▶ **WHAT TO PRODUCE**
Pull out, word for word, the lines of the material starting at its first line and ending at the line that contains "data-label: 9.8% bbox=[384, 205, 430, 227]", with that line included.

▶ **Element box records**
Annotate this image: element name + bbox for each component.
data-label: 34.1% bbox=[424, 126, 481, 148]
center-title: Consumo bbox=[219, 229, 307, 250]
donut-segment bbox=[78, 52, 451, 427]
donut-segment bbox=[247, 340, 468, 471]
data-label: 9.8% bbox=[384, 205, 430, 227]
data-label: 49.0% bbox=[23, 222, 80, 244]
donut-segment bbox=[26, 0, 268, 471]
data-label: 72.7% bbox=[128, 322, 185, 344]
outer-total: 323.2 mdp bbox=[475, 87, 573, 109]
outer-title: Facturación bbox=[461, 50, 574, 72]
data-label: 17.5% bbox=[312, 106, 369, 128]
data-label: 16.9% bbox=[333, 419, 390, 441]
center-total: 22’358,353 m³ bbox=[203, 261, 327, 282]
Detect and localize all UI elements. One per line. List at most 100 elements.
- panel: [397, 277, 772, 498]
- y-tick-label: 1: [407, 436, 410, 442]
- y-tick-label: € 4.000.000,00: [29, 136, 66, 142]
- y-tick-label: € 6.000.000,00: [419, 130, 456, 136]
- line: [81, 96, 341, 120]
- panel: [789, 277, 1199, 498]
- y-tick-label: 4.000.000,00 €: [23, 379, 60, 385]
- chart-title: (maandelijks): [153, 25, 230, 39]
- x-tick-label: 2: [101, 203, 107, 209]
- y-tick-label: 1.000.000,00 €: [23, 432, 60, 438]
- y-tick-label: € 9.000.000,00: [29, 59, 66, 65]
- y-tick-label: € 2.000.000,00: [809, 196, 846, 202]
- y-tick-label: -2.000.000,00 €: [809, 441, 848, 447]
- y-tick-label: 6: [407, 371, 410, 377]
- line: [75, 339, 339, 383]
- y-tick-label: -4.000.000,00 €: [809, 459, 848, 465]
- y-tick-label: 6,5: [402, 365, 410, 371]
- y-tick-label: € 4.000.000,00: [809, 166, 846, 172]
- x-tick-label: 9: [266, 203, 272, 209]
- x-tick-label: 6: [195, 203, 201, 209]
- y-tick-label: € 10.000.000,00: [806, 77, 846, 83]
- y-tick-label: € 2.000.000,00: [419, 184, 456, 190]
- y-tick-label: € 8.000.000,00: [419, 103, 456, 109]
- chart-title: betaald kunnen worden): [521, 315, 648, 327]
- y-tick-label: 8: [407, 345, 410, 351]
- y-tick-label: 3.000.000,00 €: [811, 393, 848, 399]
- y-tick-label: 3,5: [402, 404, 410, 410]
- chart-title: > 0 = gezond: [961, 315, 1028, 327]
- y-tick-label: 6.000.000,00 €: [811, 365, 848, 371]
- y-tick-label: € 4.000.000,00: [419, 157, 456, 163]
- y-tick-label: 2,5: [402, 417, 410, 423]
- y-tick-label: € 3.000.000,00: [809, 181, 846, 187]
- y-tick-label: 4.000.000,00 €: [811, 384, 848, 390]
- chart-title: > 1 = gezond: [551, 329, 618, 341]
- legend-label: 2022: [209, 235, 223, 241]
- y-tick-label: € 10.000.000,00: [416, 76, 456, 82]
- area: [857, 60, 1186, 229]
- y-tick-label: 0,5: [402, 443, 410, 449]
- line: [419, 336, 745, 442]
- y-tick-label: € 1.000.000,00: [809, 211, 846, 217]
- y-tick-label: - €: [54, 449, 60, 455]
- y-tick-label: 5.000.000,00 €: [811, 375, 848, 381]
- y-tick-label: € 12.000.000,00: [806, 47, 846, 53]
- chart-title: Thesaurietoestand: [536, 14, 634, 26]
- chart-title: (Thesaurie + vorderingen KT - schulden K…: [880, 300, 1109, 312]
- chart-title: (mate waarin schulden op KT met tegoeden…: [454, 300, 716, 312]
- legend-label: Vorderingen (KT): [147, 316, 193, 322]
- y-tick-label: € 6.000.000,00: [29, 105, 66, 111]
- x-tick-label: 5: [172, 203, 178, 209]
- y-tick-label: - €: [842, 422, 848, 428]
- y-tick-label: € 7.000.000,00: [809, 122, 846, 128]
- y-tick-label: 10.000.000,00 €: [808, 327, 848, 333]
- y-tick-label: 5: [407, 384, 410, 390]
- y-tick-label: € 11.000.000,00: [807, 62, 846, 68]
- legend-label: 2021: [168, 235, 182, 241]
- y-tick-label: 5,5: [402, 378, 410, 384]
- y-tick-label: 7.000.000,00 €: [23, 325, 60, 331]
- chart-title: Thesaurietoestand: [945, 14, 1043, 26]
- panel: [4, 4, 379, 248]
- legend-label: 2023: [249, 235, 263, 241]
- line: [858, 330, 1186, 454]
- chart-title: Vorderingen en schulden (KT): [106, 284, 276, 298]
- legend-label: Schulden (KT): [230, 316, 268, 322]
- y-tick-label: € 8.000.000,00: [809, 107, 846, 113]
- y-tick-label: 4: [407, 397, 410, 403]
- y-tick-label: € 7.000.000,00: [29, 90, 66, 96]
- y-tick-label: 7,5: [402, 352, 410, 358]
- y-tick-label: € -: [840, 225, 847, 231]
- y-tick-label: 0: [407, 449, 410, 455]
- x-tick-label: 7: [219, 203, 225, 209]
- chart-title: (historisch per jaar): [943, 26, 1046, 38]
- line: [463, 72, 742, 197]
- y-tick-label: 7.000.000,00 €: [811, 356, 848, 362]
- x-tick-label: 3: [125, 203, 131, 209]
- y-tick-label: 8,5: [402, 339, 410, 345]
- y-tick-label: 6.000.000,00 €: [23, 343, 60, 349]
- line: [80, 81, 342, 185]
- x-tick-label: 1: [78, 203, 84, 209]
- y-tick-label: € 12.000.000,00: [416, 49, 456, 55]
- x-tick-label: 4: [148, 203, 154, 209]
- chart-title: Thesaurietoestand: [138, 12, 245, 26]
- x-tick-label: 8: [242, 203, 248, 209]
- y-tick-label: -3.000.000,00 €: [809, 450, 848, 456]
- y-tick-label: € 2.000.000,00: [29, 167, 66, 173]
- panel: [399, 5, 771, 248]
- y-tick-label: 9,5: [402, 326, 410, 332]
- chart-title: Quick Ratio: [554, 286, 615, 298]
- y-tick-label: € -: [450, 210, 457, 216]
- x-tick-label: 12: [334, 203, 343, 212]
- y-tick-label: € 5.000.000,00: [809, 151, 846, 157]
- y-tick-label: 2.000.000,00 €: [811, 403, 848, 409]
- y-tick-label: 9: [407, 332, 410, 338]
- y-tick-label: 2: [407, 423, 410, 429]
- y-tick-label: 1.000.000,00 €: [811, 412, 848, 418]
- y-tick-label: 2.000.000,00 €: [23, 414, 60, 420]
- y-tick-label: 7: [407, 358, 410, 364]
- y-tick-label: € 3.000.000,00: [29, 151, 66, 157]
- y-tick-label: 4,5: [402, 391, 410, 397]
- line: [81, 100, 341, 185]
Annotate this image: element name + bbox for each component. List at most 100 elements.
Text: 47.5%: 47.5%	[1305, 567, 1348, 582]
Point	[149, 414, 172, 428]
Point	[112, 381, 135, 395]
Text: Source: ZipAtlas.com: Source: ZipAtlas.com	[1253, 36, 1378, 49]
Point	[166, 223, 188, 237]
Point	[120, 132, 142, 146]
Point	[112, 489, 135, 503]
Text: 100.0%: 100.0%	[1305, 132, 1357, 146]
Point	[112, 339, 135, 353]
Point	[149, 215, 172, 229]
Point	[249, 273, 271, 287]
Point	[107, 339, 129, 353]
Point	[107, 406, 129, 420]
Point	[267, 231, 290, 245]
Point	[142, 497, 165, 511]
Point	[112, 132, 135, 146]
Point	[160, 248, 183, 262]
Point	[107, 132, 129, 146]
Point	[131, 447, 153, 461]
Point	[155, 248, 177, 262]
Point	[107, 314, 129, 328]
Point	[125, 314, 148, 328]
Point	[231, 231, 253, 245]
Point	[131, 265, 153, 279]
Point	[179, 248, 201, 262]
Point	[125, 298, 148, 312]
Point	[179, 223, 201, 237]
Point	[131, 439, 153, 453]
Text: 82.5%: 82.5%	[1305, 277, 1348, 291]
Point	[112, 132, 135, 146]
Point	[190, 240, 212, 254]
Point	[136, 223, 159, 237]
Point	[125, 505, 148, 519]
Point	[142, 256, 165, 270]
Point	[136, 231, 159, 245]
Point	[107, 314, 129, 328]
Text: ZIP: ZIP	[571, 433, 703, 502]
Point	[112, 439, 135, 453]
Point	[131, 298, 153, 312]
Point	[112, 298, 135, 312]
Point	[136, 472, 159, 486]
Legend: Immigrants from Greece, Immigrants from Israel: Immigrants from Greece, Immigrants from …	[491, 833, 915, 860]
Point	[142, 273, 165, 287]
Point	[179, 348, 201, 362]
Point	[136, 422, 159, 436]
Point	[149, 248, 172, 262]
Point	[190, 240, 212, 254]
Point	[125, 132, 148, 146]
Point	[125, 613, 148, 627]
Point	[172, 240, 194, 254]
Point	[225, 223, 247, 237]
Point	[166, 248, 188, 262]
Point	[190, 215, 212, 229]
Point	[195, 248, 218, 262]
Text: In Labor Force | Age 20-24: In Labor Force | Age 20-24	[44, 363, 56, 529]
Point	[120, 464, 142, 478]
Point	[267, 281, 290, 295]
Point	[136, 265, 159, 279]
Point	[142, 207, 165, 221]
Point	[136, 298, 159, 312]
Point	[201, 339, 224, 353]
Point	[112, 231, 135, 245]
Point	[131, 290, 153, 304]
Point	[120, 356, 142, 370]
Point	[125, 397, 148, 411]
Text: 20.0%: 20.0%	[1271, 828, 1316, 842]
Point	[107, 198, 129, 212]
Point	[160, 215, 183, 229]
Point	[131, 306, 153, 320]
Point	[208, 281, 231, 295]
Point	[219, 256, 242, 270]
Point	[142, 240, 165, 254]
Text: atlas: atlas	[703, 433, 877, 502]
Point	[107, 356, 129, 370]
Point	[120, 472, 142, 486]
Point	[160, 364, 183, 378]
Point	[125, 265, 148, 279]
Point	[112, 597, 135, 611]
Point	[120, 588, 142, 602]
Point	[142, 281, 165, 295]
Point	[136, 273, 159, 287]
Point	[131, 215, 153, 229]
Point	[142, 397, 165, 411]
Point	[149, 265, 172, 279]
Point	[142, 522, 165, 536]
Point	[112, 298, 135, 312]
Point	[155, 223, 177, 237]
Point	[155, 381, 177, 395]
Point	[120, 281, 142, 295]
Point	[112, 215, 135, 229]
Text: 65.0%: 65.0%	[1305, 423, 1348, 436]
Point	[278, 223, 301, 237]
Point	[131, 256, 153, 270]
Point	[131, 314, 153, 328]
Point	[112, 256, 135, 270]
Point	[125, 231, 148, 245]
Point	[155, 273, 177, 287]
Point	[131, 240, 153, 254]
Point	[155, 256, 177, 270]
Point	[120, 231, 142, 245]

▶ **ANSWER TO THE EXERCISE**
Annotate this image: element name + bbox for each component.
data-label: 34.1% bbox=[424, 126, 481, 148]
center-title: Consumo bbox=[219, 229, 307, 250]
donut-segment bbox=[78, 52, 451, 427]
donut-segment bbox=[247, 340, 468, 471]
data-label: 9.8% bbox=[384, 205, 430, 227]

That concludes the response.